[Dataset items]
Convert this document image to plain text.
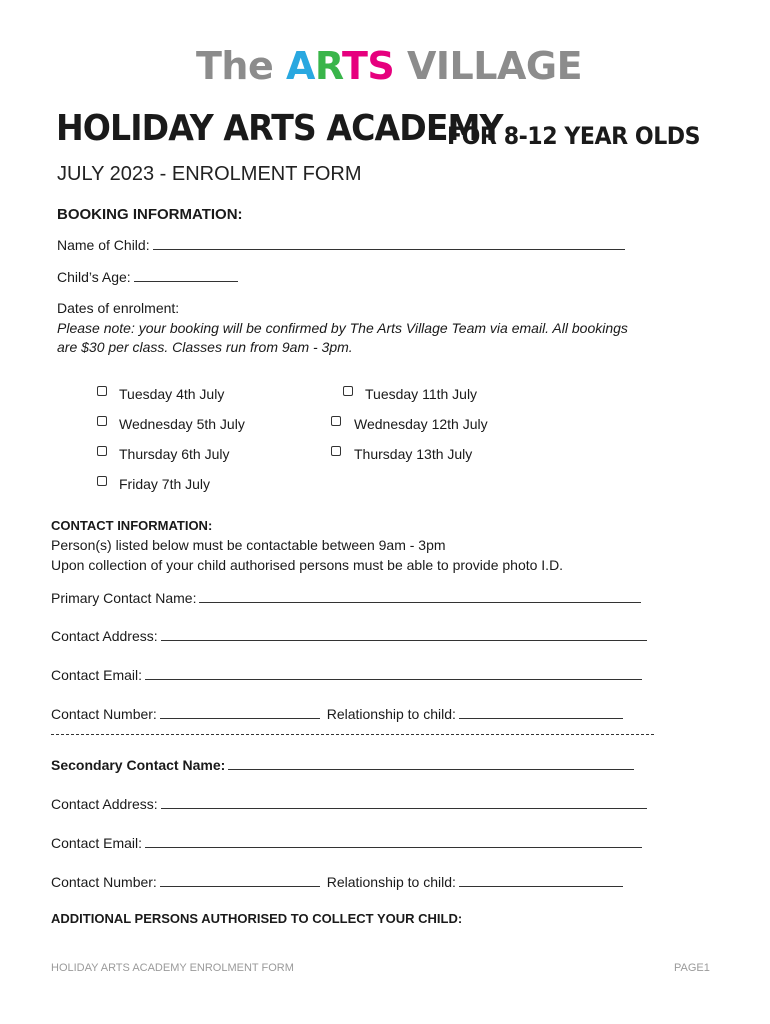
The ARTS VILLAGE
HOLIDAY ARTS ACADEMY
FOR 8-12 YEAR OLDS
JULY 2023 - ENROLMENT FORM
BOOKING INFORMATION:
Name of Child:
Child’s Age:
Dates of enrolment:
Please note: your booking will be confirmed by The Arts Village Team via email. All bookings
are $30 per class. Classes run from 9am - 3pm.
Tuesday 4th July
Wednesday 5th July
Thursday 6th July
Friday 7th July
Tuesday 11th July
Wednesday 12th July
Thursday 13th July
CONTACT INFORMATION:
Person(s) listed below must be contactable between 9am - 3pm
Upon collection of your child authorised persons must be able to provide photo I.D.
Primary Contact Name:
Contact Address:
Contact Email:
Contact Number:	Relationship to child:
Secondary Contact Name:
Contact Address:
Contact Email:
Contact Number:	Relationship to child:
ADDITIONAL PERSONS AUTHORISED TO COLLECT YOUR CHILD:
HOLIDAY ARTS ACADEMY ENROLMENT FORM	PAGE1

● **CHALLENGE**
Leave out the pictures and transcribe everything else exactly.

● **EXERCISE ANSWER**
Convert this document image to plain text.
The ARTS VILLAGE
HOLIDAY ARTS ACADEMY
FOR 8-12 YEAR OLDS
JULY 2023 - ENROLMENT FORM
BOOKING INFORMATION:
Name of Child:
Child’s Age:
Dates of enrolment:
Please note: your booking will be confirmed by The Arts Village Team via email. All bookings
are $30 per class. Classes run from 9am - 3pm.
Tuesday 4th July
Wednesday 5th July
Thursday 6th July
Friday 7th July
Tuesday 11th July
Wednesday 12th July
Thursday 13th July
CONTACT INFORMATION:
Person(s) listed below must be contactable between 9am - 3pm
Upon collection of your child authorised persons must be able to provide photo I.D.
Primary Contact Name:
Contact Address:
Contact Email:
Contact Number:	Relationship to child:
Secondary Contact Name:
Contact Address:
Contact Email:
Contact Number:	Relationship to child:
ADDITIONAL PERSONS AUTHORISED TO COLLECT YOUR CHILD:
HOLIDAY ARTS ACADEMY ENROLMENT FORM	PAGE1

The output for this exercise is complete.